>> BEGIN

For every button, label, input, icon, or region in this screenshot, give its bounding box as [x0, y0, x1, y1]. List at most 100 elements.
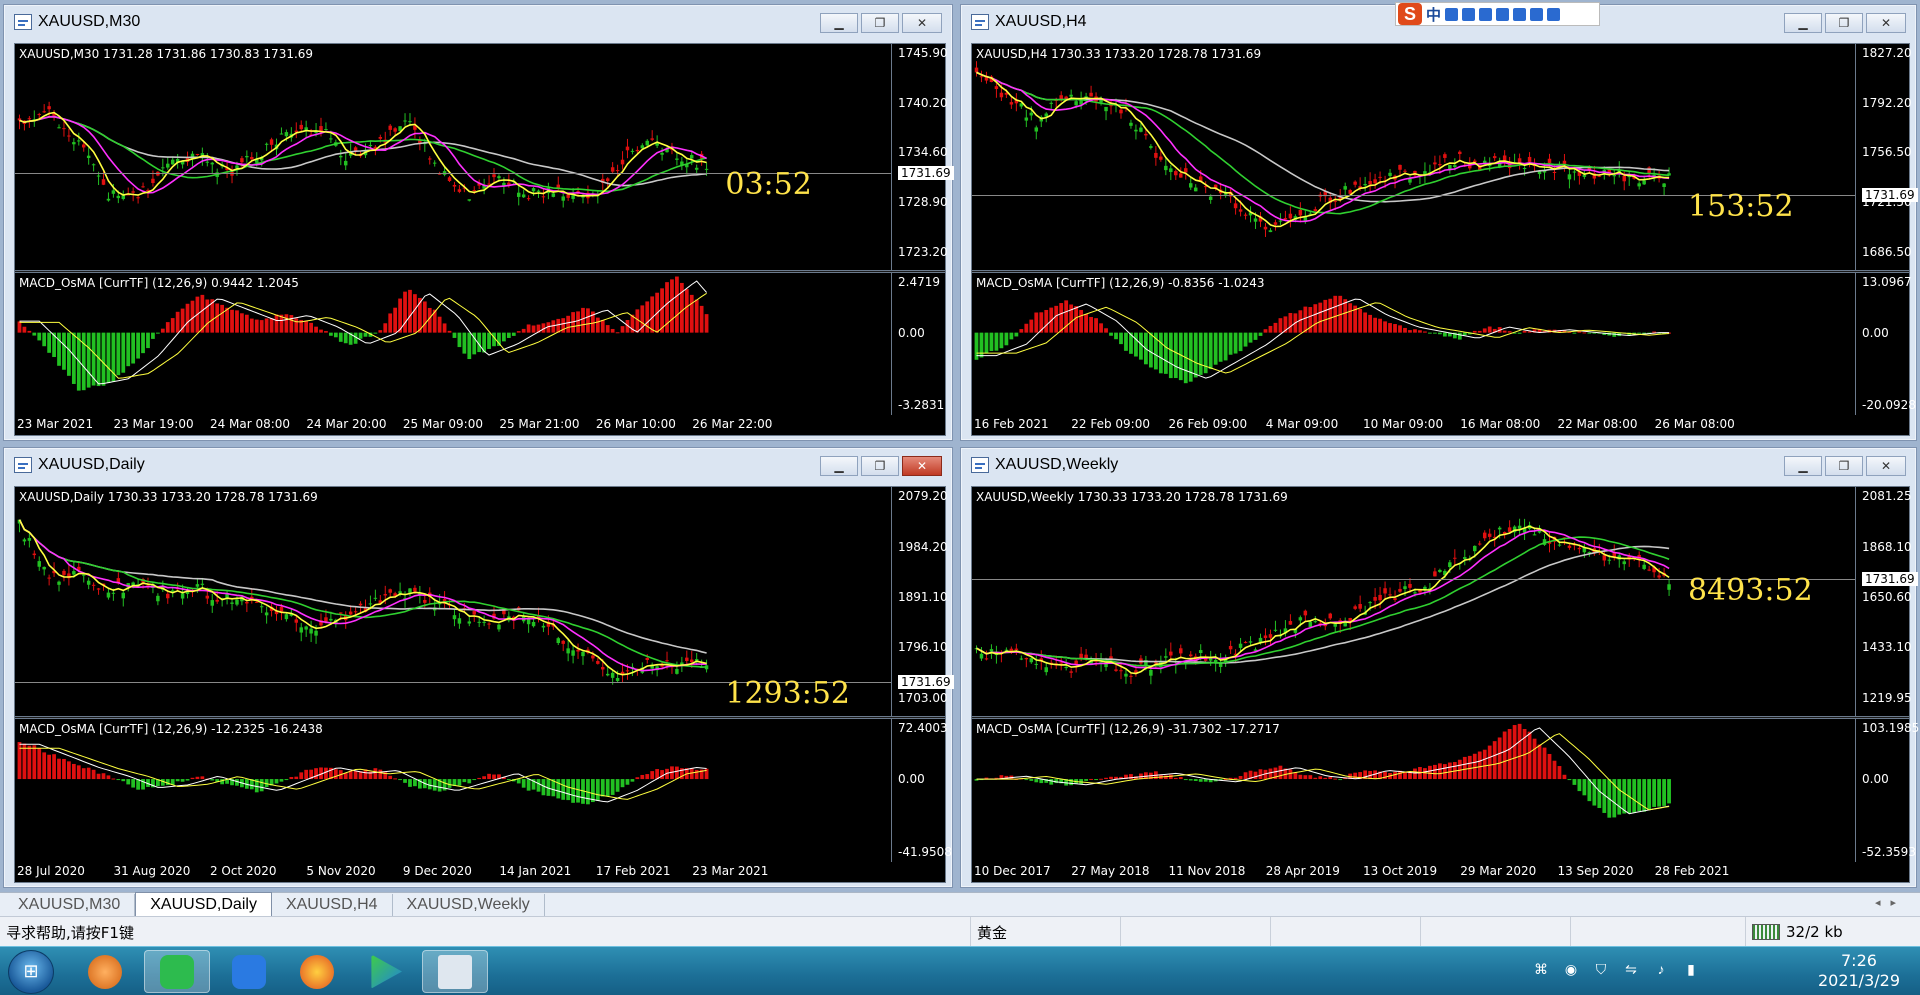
time-axis[interactable]: 28 Jul 2020 31 Aug 2020 2 Oct 2020 5 Nov 20… — [15, 860, 945, 882]
macd-histogram-bar — [1029, 319, 1034, 333]
close-button[interactable]: ✕ — [1866, 456, 1906, 476]
macd-axis[interactable]: 13.0967 0.00 -20.0928 — [1856, 273, 1916, 415]
macd-histogram-bar — [694, 299, 699, 333]
tab-scroll-arrows[interactable]: ◂▸ — [1875, 896, 1906, 909]
candle-body — [1413, 592, 1417, 594]
time-tick-label: 22 Mar 08:00 — [1557, 417, 1638, 431]
macd-axis[interactable]: 2.4719 0.00 -3.2831 — [892, 273, 947, 415]
chart-window-h4[interactable]: XAUUSD,H4 ▁ ❐ ✕ XAUUSD,H4 1730.33 1733.20 17… — [960, 4, 1918, 441]
restore-button[interactable]: ❐ — [1825, 456, 1863, 476]
macd-histogram-bar — [1572, 332, 1577, 334]
time-axis[interactable]: 16 Feb 2021 22 Feb 09:00 26 Feb 09:00 4 Mar… — [972, 413, 1909, 435]
macd-histogram-bar — [235, 310, 239, 333]
taskbar-app-1[interactable] — [72, 950, 138, 993]
taskbar-mt4[interactable] — [422, 950, 488, 993]
chart-window-m30[interactable]: XAUUSD,M30 ▁ ❐ ✕ XAUUSD,M30 1731.28 1731.86 … — [3, 4, 954, 441]
candle-body — [101, 179, 106, 185]
wechat-tray-icon[interactable]: ◉ — [1562, 961, 1580, 979]
minimize-button[interactable]: ▁ — [820, 13, 858, 33]
chart-window-daily[interactable]: XAUUSD,Daily ▁ ❐ ✕ XAUUSD,Daily 1730.33 1733… — [3, 447, 954, 888]
chart-area[interactable]: XAUUSD,M30 1731.28 1731.86 1730.83 1731.… — [14, 43, 954, 436]
macd-pane[interactable]: MACD_OsMA [CurrTF] (12,26,9) -12.2325 -1… — [15, 719, 892, 862]
macd-histogram-bar — [1233, 332, 1238, 354]
network-tray-icon[interactable]: ⇋ — [1622, 961, 1640, 979]
macd-axis[interactable]: 72.4003 0.00 -41.9508 — [892, 719, 952, 862]
ime-logo-icon[interactable]: S — [1398, 3, 1422, 25]
punctuation-icon[interactable] — [1462, 7, 1476, 21]
tab-h4[interactable]: XAUUSD,H4 — [272, 894, 393, 916]
minimize-button[interactable]: ▁ — [1784, 13, 1822, 33]
macd-histogram-bar — [408, 289, 412, 333]
candle-body — [210, 600, 214, 606]
taskbar-player[interactable] — [352, 950, 418, 993]
candle-body — [1069, 671, 1073, 673]
user-icon[interactable] — [1513, 7, 1527, 21]
macd-histogram-bar — [675, 766, 679, 780]
macd-tick-label: 0.00 — [898, 325, 925, 340]
minimize-button[interactable]: ▁ — [1784, 456, 1822, 476]
ime-mode-label[interactable]: 中 — [1426, 4, 1441, 25]
window-titlebar[interactable]: XAUUSD,M30 ▁ ❐ ✕ — [4, 5, 952, 39]
signal-icon[interactable]: ▮ — [1682, 961, 1700, 979]
candle-body — [1497, 527, 1502, 530]
keyboard-icon[interactable] — [1496, 7, 1510, 21]
chart-area[interactable]: XAUUSD,H4 1730.33 1733.20 1728.78 1731.6… — [971, 43, 1918, 436]
taskbar-wechat[interactable] — [144, 950, 210, 993]
chart-area[interactable]: XAUUSD,Weekly 1730.33 1733.20 1728.78 17… — [971, 486, 1919, 883]
macd-histogram-bar — [1173, 332, 1178, 379]
time-axis[interactable]: 10 Dec 2017 27 May 2018 11 Nov 2018 28 Apr … — [972, 860, 1909, 882]
skin-icon[interactable] — [1530, 7, 1544, 21]
tab-weekly[interactable]: XAUUSD,Weekly — [393, 894, 545, 916]
candle-body — [1572, 171, 1577, 173]
candle-body — [86, 155, 91, 159]
price-pane[interactable]: XAUUSD,M30 1731.28 1731.86 1730.83 1731.… — [15, 44, 892, 270]
window-titlebar[interactable]: XAUUSD,Weekly ▁ ❐ ✕ — [961, 448, 1916, 482]
chart-area[interactable]: XAUUSD,Daily 1730.33 1733.20 1728.78 173… — [14, 486, 954, 883]
start-button[interactable]: ⊞ — [8, 950, 54, 994]
candle-body — [1273, 629, 1278, 631]
price-info-label: XAUUSD,M30 1731.28 1731.86 1730.83 1731.… — [19, 47, 314, 61]
macd-axis[interactable]: 103.1985 0.00 -52.3593 — [1856, 719, 1919, 862]
time-tick-label: 26 Mar 08:00 — [1654, 417, 1735, 431]
macd-pane[interactable]: MACD_OsMA [CurrTF] (12,26,9) 0.9442 1.20… — [15, 273, 892, 415]
price-pane[interactable]: XAUUSD,H4 1730.33 1733.20 1728.78 1731.6… — [972, 44, 1856, 270]
price-tick-label: 1756.50 — [1862, 145, 1912, 160]
taskbar-feishu[interactable] — [216, 950, 282, 993]
tab-daily[interactable]: XAUUSD,Daily — [135, 892, 272, 916]
bluetooth-icon[interactable]: ⌘ — [1532, 961, 1550, 979]
grid-icon[interactable] — [1547, 7, 1561, 21]
restore-button[interactable]: ❐ — [1825, 13, 1863, 33]
restore-button[interactable]: ❐ — [861, 13, 899, 33]
macd-histogram-bar — [333, 332, 338, 338]
minimize-button[interactable]: ▁ — [820, 456, 858, 476]
window-titlebar[interactable]: XAUUSD,Daily ▁ ❐ ✕ — [4, 448, 952, 482]
macd-pane[interactable]: MACD_OsMA [CurrTF] (12,26,9) -0.8356 -1.… — [972, 273, 1856, 415]
macd-histogram-bar — [1447, 762, 1452, 780]
taskbar-firefox[interactable] — [284, 950, 350, 993]
time-axis[interactable]: 23 Mar 2021 23 Mar 19:00 24 Mar 08:00 24 Ma… — [15, 413, 945, 435]
candle-body — [1298, 617, 1303, 621]
tab-m30[interactable]: XAUUSD,M30 — [4, 894, 136, 916]
clock[interactable]: 7:26 2021/3/29 — [1818, 951, 1900, 991]
close-button[interactable]: ✕ — [902, 13, 942, 33]
close-button[interactable]: ✕ — [1866, 13, 1906, 33]
macd-histogram-bar — [1094, 318, 1098, 333]
restore-button[interactable]: ❐ — [861, 456, 899, 476]
macd-pane[interactable]: MACD_OsMA [CurrTF] (12,26,9) -31.7302 -1… — [972, 719, 1856, 862]
shield-icon[interactable]: ⛉ — [1592, 961, 1610, 979]
candle-body — [571, 195, 575, 199]
price-axis[interactable]: 2079.20 1984.20 1891.10 1796.10 1703.00 1731.… — [892, 487, 954, 716]
candle-body — [215, 599, 219, 602]
moon-icon[interactable] — [1445, 7, 1459, 21]
price-axis[interactable]: 1745.90 1740.20 1734.60 1728.90 1723.20 1731.… — [892, 44, 954, 270]
price-axis[interactable]: 2081.25 1868.10 1650.60 1433.10 1219.95 1731.… — [1856, 487, 1918, 716]
macd-histogram-bar — [1178, 777, 1183, 780]
macd-histogram-bar — [289, 315, 294, 333]
microphone-icon[interactable] — [1479, 7, 1493, 21]
candle-body — [452, 615, 457, 620]
chart-window-weekly[interactable]: XAUUSD,Weekly ▁ ❐ ✕ XAUUSD,Weekly 1730.33 17… — [960, 447, 1919, 888]
price-axis[interactable]: 1827.201792.201756.501721.501686.501731.… — [1856, 44, 1918, 270]
close-button[interactable]: ✕ — [902, 456, 942, 476]
ime-toolbar[interactable]: S 中 — [1395, 2, 1600, 26]
volume-icon[interactable]: ♪ — [1652, 961, 1670, 979]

>> END

Copy out the lines word for word, beginning with the one containing "time-axis[interactable]: 28 Jul" and continuing through the one containing "wechat-tray-icon[interactable]: ◉ —", including both.

time-axis[interactable]: 28 Jul 2020 31 Aug 2020 2 Oct 2020 5 Nov 20… — [15, 860, 945, 882]
macd-histogram-bar — [1029, 319, 1034, 333]
close-button[interactable]: ✕ — [1866, 456, 1906, 476]
macd-axis[interactable]: 13.0967 0.00 -20.0928 — [1856, 273, 1916, 415]
macd-histogram-bar — [694, 299, 699, 333]
tab-scroll-arrows[interactable]: ◂▸ — [1875, 896, 1906, 909]
candle-body — [1413, 592, 1417, 594]
time-tick-label: 22 Mar 08:00 — [1557, 417, 1638, 431]
macd-axis[interactable]: 2.4719 0.00 -3.2831 — [892, 273, 947, 415]
chart-window-h4[interactable]: XAUUSD,H4 ▁ ❐ ✕ XAUUSD,H4 1730.33 1733.20 17… — [960, 4, 1918, 441]
restore-button[interactable]: ❐ — [1825, 456, 1863, 476]
macd-histogram-bar — [1572, 332, 1577, 334]
time-axis[interactable]: 16 Feb 2021 22 Feb 09:00 26 Feb 09:00 4 Mar… — [972, 413, 1909, 435]
macd-histogram-bar — [235, 310, 239, 333]
taskbar-app-1[interactable] — [72, 950, 138, 993]
taskbar-mt4[interactable] — [422, 950, 488, 993]
chart-window-m30[interactable]: XAUUSD,M30 ▁ ❐ ✕ XAUUSD,M30 1731.28 1731.86 … — [3, 4, 954, 441]
candle-body — [101, 179, 106, 185]
wechat-tray-icon[interactable]: ◉ — [1562, 961, 1580, 979]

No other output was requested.